[Start DATA ENTRIES]

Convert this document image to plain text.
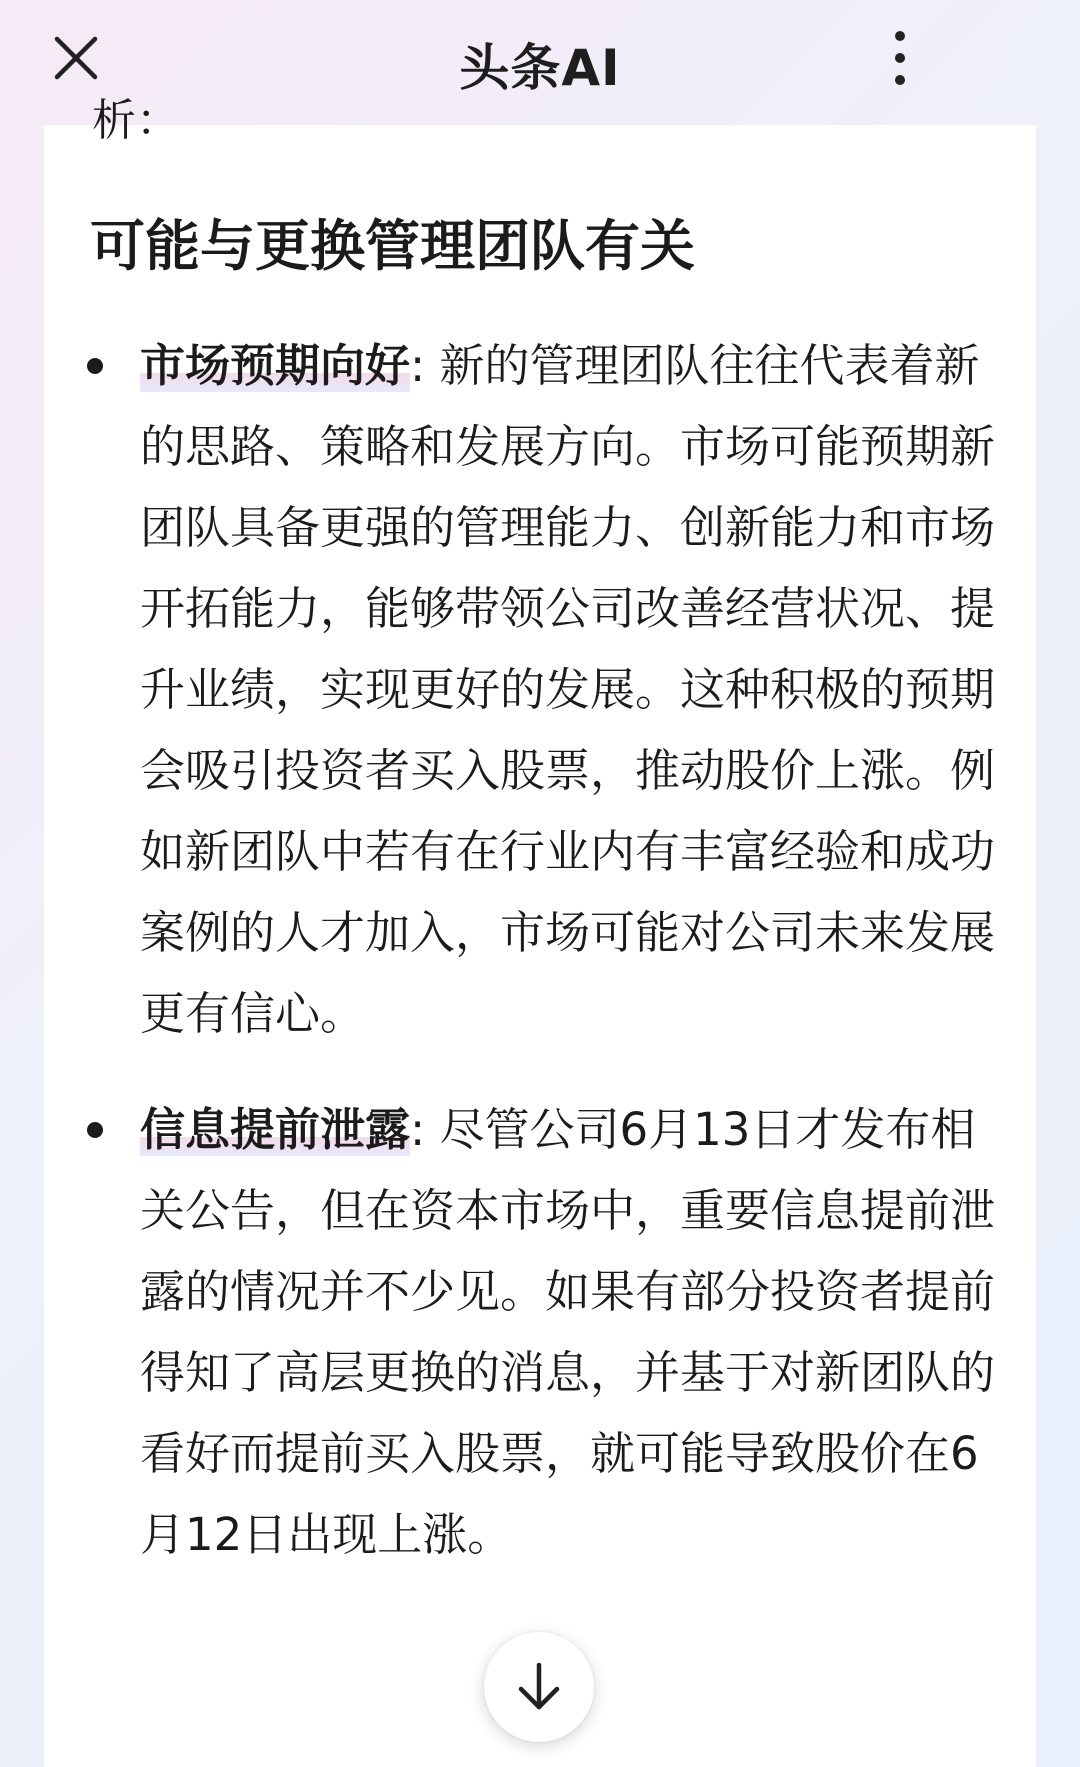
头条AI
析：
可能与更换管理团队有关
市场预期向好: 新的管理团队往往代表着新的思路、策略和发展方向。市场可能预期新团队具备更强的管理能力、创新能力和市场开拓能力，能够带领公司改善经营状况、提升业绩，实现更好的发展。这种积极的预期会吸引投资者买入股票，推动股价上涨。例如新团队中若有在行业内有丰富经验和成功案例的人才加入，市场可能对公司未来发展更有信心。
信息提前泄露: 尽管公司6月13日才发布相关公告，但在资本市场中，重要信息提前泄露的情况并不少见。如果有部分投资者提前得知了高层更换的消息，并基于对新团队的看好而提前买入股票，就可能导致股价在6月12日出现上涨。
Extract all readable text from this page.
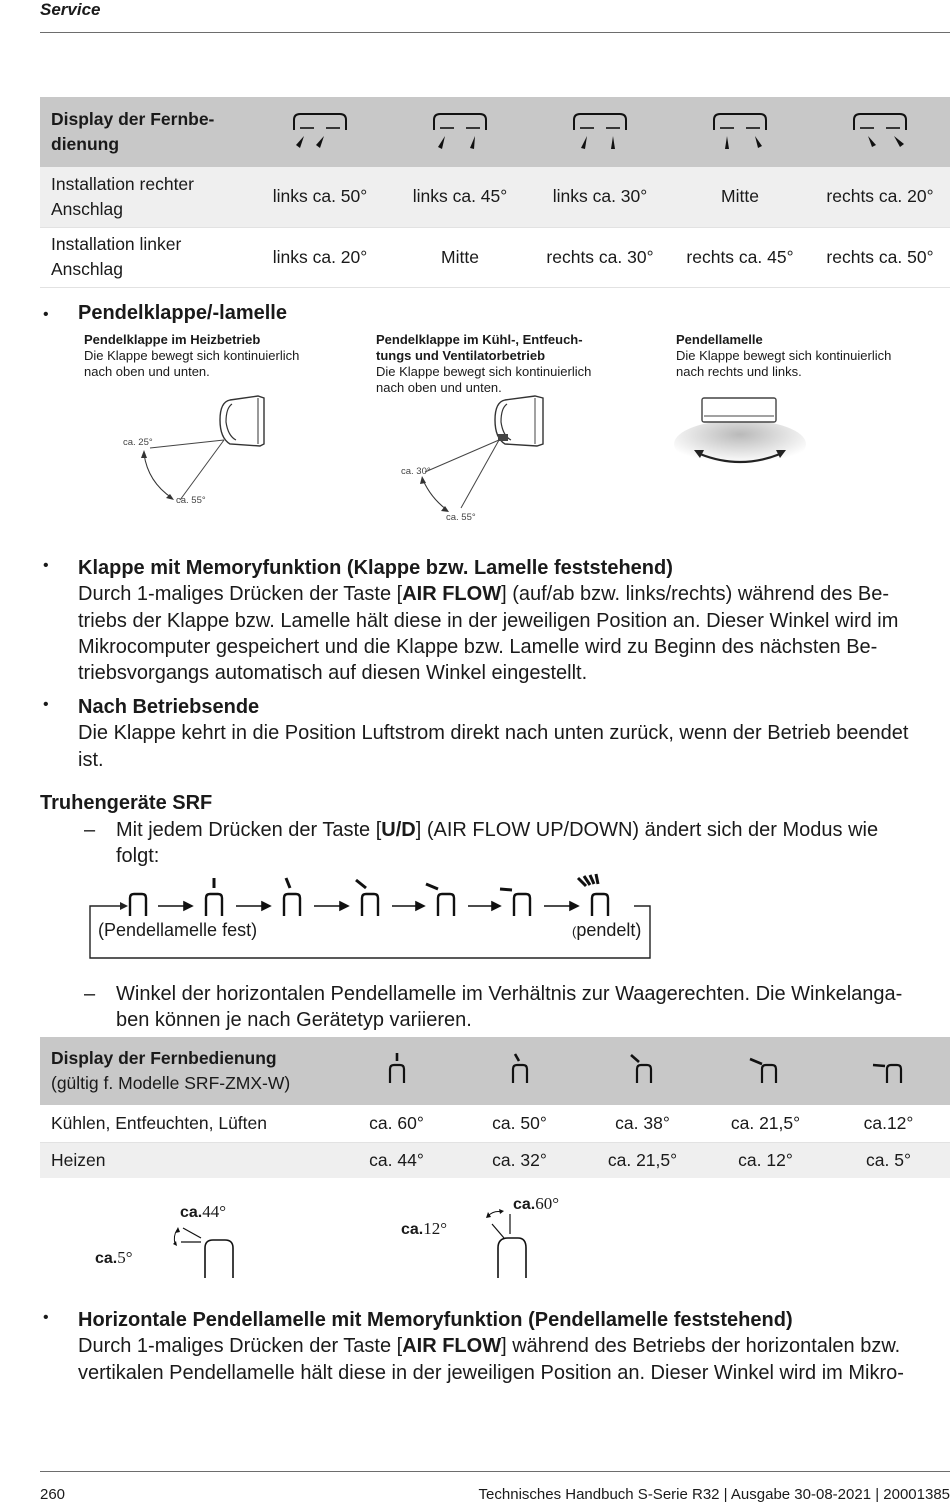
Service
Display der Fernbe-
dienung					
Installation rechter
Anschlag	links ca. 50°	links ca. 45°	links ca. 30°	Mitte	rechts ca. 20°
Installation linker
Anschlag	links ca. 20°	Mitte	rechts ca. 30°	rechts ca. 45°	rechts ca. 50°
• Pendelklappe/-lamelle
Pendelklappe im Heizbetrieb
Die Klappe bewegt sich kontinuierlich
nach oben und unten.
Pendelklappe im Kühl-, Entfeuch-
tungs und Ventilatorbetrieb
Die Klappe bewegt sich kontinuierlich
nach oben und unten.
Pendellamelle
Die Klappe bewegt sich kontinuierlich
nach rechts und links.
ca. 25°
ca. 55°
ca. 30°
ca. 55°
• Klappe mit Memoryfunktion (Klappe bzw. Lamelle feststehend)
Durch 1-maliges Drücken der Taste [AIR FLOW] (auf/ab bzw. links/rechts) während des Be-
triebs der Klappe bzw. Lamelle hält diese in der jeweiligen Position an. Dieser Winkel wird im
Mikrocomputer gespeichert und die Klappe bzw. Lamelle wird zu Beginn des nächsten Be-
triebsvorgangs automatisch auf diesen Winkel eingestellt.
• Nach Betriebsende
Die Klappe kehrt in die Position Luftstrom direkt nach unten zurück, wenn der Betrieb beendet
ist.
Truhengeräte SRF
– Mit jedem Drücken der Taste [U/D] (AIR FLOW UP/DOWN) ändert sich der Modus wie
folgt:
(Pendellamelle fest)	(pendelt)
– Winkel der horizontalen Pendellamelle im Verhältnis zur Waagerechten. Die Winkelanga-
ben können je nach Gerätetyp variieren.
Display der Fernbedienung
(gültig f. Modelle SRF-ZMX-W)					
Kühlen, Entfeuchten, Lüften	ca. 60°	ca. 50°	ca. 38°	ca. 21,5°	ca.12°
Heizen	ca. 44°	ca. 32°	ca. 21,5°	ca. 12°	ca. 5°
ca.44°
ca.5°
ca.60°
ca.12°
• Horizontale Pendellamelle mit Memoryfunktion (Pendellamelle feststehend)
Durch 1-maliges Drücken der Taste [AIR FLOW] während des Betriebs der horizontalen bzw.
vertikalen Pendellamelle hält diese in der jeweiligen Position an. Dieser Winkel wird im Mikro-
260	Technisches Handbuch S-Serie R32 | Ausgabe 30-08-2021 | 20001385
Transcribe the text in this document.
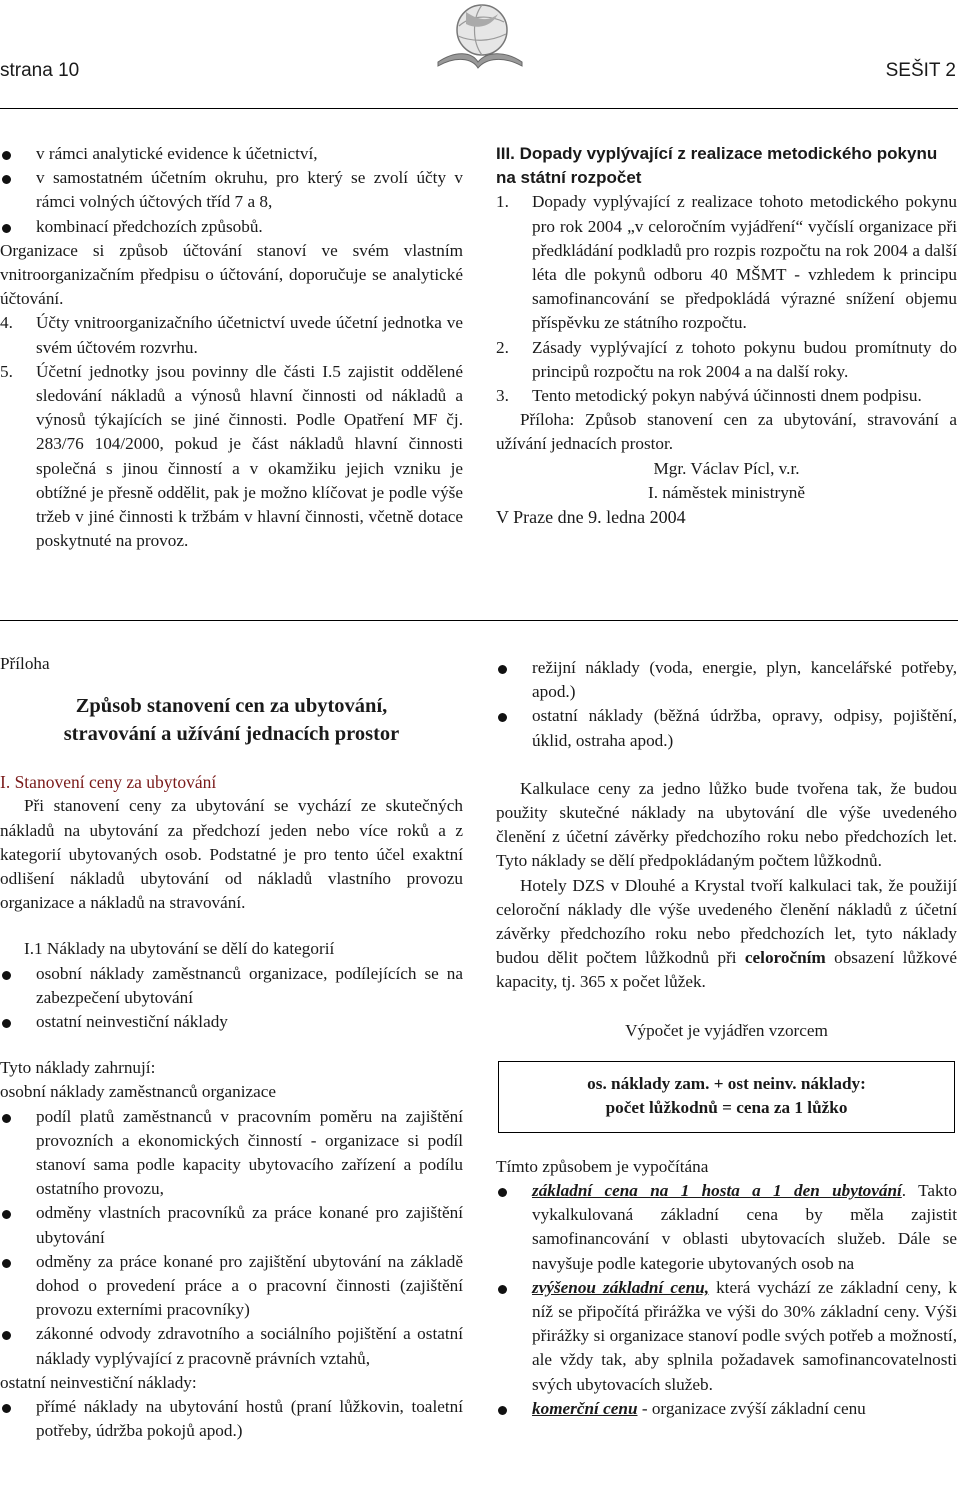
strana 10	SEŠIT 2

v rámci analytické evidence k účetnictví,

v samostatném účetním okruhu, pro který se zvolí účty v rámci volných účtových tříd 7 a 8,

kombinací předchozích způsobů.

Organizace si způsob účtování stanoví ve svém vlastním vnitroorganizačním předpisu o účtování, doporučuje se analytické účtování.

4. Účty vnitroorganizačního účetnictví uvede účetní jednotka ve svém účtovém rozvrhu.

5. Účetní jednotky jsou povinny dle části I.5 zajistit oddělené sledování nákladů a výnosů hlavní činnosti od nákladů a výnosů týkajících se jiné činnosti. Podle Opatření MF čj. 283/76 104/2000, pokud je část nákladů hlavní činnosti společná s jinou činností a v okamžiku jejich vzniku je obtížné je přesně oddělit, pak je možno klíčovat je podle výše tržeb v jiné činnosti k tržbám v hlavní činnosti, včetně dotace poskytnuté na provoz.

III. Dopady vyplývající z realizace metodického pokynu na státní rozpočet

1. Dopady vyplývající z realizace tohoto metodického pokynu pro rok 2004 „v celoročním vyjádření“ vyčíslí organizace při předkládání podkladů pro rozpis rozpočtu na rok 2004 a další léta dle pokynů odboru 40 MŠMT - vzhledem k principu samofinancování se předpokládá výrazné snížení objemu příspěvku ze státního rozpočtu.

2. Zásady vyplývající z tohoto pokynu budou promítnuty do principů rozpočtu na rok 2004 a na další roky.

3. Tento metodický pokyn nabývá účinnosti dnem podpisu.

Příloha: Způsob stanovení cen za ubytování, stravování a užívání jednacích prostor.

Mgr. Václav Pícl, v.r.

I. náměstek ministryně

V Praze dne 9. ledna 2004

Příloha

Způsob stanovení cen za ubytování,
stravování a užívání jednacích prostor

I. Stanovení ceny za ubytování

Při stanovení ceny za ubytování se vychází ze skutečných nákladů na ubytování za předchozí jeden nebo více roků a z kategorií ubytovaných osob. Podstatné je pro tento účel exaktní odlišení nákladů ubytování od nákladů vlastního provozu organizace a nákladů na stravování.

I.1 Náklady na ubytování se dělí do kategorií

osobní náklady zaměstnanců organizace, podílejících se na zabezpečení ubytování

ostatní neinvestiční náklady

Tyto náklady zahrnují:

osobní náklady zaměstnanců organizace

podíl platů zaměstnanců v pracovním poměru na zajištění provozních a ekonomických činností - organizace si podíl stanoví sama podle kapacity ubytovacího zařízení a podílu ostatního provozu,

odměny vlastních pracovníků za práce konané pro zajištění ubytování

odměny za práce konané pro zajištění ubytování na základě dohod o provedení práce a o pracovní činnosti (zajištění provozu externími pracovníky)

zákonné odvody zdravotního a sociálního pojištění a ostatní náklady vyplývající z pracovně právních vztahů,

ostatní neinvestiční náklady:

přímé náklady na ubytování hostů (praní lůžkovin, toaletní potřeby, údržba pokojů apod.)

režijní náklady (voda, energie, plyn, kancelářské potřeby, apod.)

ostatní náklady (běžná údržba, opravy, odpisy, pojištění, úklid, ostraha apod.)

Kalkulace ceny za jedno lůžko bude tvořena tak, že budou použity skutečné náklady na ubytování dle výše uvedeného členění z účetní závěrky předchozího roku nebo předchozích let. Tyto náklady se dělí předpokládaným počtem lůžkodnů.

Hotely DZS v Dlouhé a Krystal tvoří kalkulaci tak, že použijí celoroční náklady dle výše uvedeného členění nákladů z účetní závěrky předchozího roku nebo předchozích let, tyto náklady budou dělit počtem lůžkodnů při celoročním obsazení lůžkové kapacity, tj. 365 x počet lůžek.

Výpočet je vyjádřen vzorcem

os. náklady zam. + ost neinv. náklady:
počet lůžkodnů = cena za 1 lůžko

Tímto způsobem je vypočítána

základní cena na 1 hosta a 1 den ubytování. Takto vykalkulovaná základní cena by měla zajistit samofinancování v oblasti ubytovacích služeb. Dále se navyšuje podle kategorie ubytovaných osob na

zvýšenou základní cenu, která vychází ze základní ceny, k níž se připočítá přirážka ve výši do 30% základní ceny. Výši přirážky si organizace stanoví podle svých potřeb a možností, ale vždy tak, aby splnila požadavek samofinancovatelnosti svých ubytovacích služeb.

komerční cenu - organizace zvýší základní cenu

[End DATA ENTRIES]

» AIM OF THE TASK
Copy every record character for character. Skip the pictures.

» RESULT
Convert this document image to plain text.
头条AI
析：
可能与更换管理团队有关
市场预期向好: 新的管理团队往往代表着新的思路、策略和发展方向。市场可能预期新团队具备更强的管理能力、创新能力和市场开拓能力，能够带领公司改善经营状况、提升业绩，实现更好的发展。这种积极的预期会吸引投资者买入股票，推动股价上涨。例如新团队中若有在行业内有丰富经验和成功案例的人才加入，市场可能对公司未来发展更有信心。
信息提前泄露: 尽管公司6月13日才发布相关公告，但在资本市场中，重要信息提前泄露的情况并不少见。如果有部分投资者提前得知了高层更换的消息，并基于对新团队的看好而提前买入股票，就可能导致股价在6月12日出现上涨。
Extract all readable text from this page.
Service
Display der Fernbe-
dienung					
Installation rechter
Anschlag	links ca. 50°	links ca. 45°	links ca. 30°	Mitte	rechts ca. 20°
Installation linker
Anschlag	links ca. 20°	Mitte	rechts ca. 30°	rechts ca. 45°	rechts ca. 50°
• Pendelklappe/-lamelle
Pendelklappe im Heizbetrieb
Die Klappe bewegt sich kontinuierlich
nach oben und unten.
Pendelklappe im Kühl-, Entfeuch-
tungs und Ventilatorbetrieb
Die Klappe bewegt sich kontinuierlich
nach oben und unten.
Pendellamelle
Die Klappe bewegt sich kontinuierlich
nach rechts und links.
ca. 25°
ca. 55°
ca. 30°
ca. 55°
• Klappe mit Memoryfunktion (Klappe bzw. Lamelle feststehend)
Durch 1-maliges Drücken der Taste [AIR FLOW] (auf/ab bzw. links/rechts) während des Be-
triebs der Klappe bzw. Lamelle hält diese in der jeweiligen Position an. Dieser Winkel wird im
Mikrocomputer gespeichert und die Klappe bzw. Lamelle wird zu Beginn des nächsten Be-
triebsvorgangs automatisch auf diesen Winkel eingestellt.
• Nach Betriebsende
Die Klappe kehrt in die Position Luftstrom direkt nach unten zurück, wenn der Betrieb beendet
ist.
Truhengeräte SRF
– Mit jedem Drücken der Taste [U/D] (AIR FLOW UP/DOWN) ändert sich der Modus wie
folgt:
(Pendellamelle fest)	(pendelt)
– Winkel der horizontalen Pendellamelle im Verhältnis zur Waagerechten. Die Winkelanga-
ben können je nach Gerätetyp variieren.
Display der Fernbedienung
(gültig f. Modelle SRF-ZMX-W)					
Kühlen, Entfeuchten, Lüften	ca. 60°	ca. 50°	ca. 38°	ca. 21,5°	ca.12°
Heizen	ca. 44°	ca. 32°	ca. 21,5°	ca. 12°	ca. 5°
ca.44°
ca.5°
ca.60°
ca.12°
• Horizontale Pendellamelle mit Memoryfunktion (Pendellamelle feststehend)
Durch 1-maliges Drücken der Taste [AIR FLOW] während des Betriebs der horizontalen bzw.
vertikalen Pendellamelle hält diese in der jeweiligen Position an. Dieser Winkel wird im Mikro-
260	Technisches Handbuch S-Serie R32 | Ausgabe 30-08-2021 | 20001385
Transcribe the text in this document.
strana 10	SEŠIT 2

v rámci analytické evidence k účetnictví,

v samostatném účetním okruhu, pro který se zvolí účty v rámci volných účtových tříd 7 a 8,

kombinací předchozích způsobů.

Organizace si způsob účtování stanoví ve svém vlastním vnitroorganizačním předpisu o účtování, doporučuje se analytické účtování.

4. Účty vnitroorganizačního účetnictví uvede účetní jednotka ve svém účtovém rozvrhu.

5. Účetní jednotky jsou povinny dle části I.5 zajistit oddělené sledování nákladů a výnosů hlavní činnosti od nákladů a výnosů týkajících se jiné činnosti. Podle Opatření MF čj. 283/76 104/2000, pokud je část nákladů hlavní činnosti společná s jinou činností a v okamžiku jejich vzniku je obtížné je přesně oddělit, pak je možno klíčovat je podle výše tržeb v jiné činnosti k tržbám v hlavní činnosti, včetně dotace poskytnuté na provoz.

III. Dopady vyplývající z realizace metodického pokynu na státní rozpočet

1. Dopady vyplývající z realizace tohoto metodického pokynu pro rok 2004 „v celoročním vyjádření“ vyčíslí organizace při předkládání podkladů pro rozpis rozpočtu na rok 2004 a další léta dle pokynů odboru 40 MŠMT - vzhledem k principu samofinancování se předpokládá výrazné snížení objemu příspěvku ze státního rozpočtu.

2. Zásady vyplývající z tohoto pokynu budou promítnuty do principů rozpočtu na rok 2004 a na další roky.

3. Tento metodický pokyn nabývá účinnosti dnem podpisu.

Příloha: Způsob stanovení cen za ubytování, stravování a užívání jednacích prostor.

Mgr. Václav Pícl, v.r.

I. náměstek ministryně

V Praze dne 9. ledna 2004

Příloha

Způsob stanovení cen za ubytování,
stravování a užívání jednacích prostor

I. Stanovení ceny za ubytování

Při stanovení ceny za ubytování se vychází ze skutečných nákladů na ubytování za předchozí jeden nebo více roků a z kategorií ubytovaných osob. Podstatné je pro tento účel exaktní odlišení nákladů ubytování od nákladů vlastního provozu organizace a nákladů na stravování.

I.1 Náklady na ubytování se dělí do kategorií

osobní náklady zaměstnanců organizace, podílejících se na zabezpečení ubytování

ostatní neinvestiční náklady

Tyto náklady zahrnují:

osobní náklady zaměstnanců organizace

podíl platů zaměstnanců v pracovním poměru na zajištění provozních a ekonomických činností - organizace si podíl stanoví sama podle kapacity ubytovacího zařízení a podílu ostatního provozu,

odměny vlastních pracovníků za práce konané pro zajištění ubytování

odměny za práce konané pro zajištění ubytování na základě dohod o provedení práce a o pracovní činnosti (zajištění provozu externími pracovníky)

zákonné odvody zdravotního a sociálního pojištění a ostatní náklady vyplývající z pracovně právních vztahů,

ostatní neinvestiční náklady:

přímé náklady na ubytování hostů (praní lůžkovin, toaletní potřeby, údržba pokojů apod.)

režijní náklady (voda, energie, plyn, kancelářské potřeby, apod.)

ostatní náklady (běžná údržba, opravy, odpisy, pojištění, úklid, ostraha apod.)

Kalkulace ceny za jedno lůžko bude tvořena tak, že budou použity skutečné náklady na ubytování dle výše uvedeného členění z účetní závěrky předchozího roku nebo předchozích let. Tyto náklady se dělí předpokládaným počtem lůžkodnů.

Hotely DZS v Dlouhé a Krystal tvoří kalkulaci tak, že použijí celoroční náklady dle výše uvedeného členění nákladů z účetní závěrky předchozího roku nebo předchozích let, tyto náklady budou dělit počtem lůžkodnů při celoročním obsazení lůžkové kapacity, tj. 365 x počet lůžek.

Výpočet je vyjádřen vzorcem

os. náklady zam. + ost neinv. náklady:
počet lůžkodnů = cena za 1 lůžko

Tímto způsobem je vypočítána

základní cena na 1 hosta a 1 den ubytování. Takto vykalkulovaná základní cena by měla zajistit samofinancování v oblasti ubytovacích služeb. Dále se navyšuje podle kategorie ubytovaných osob na

zvýšenou základní cenu, která vychází ze základní ceny, k níž se připočítá přirážka ve výši do 30% základní ceny. Výši přirážky si organizace stanoví podle svých potřeb a možností, ale vždy tak, aby splnila požadavek samofinancovatelnosti svých ubytovacích služeb.

komerční cenu - organizace zvýší základní cenu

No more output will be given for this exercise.